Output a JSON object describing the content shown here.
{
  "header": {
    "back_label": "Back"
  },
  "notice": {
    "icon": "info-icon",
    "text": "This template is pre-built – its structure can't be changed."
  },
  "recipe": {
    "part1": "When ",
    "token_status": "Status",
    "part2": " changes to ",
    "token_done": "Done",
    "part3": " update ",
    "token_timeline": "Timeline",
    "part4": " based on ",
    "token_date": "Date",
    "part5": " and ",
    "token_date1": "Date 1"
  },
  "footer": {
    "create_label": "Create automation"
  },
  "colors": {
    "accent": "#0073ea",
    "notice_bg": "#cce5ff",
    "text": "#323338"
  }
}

_ _ _

-- Stated goal --
Return all of the entries exactly as written.

-- Problem solution --
Output a JSON object describing the content shown here.
{
  "header": {
    "back_label": "Back"
  },
  "notice": {
    "icon": "info-icon",
    "text": "This template is pre-built – its structure can't be changed."
  },
  "recipe": {
    "part1": "When ",
    "token_status": "Status",
    "part2": " changes to ",
    "token_done": "Done",
    "part3": " update ",
    "token_timeline": "Timeline",
    "part4": " based on ",
    "token_date": "Date",
    "part5": " and ",
    "token_date1": "Date 1"
  },
  "footer": {
    "create_label": "Create automation"
  },
  "colors": {
    "accent": "#0073ea",
    "notice_bg": "#cce5ff",
    "text": "#323338"
  }
}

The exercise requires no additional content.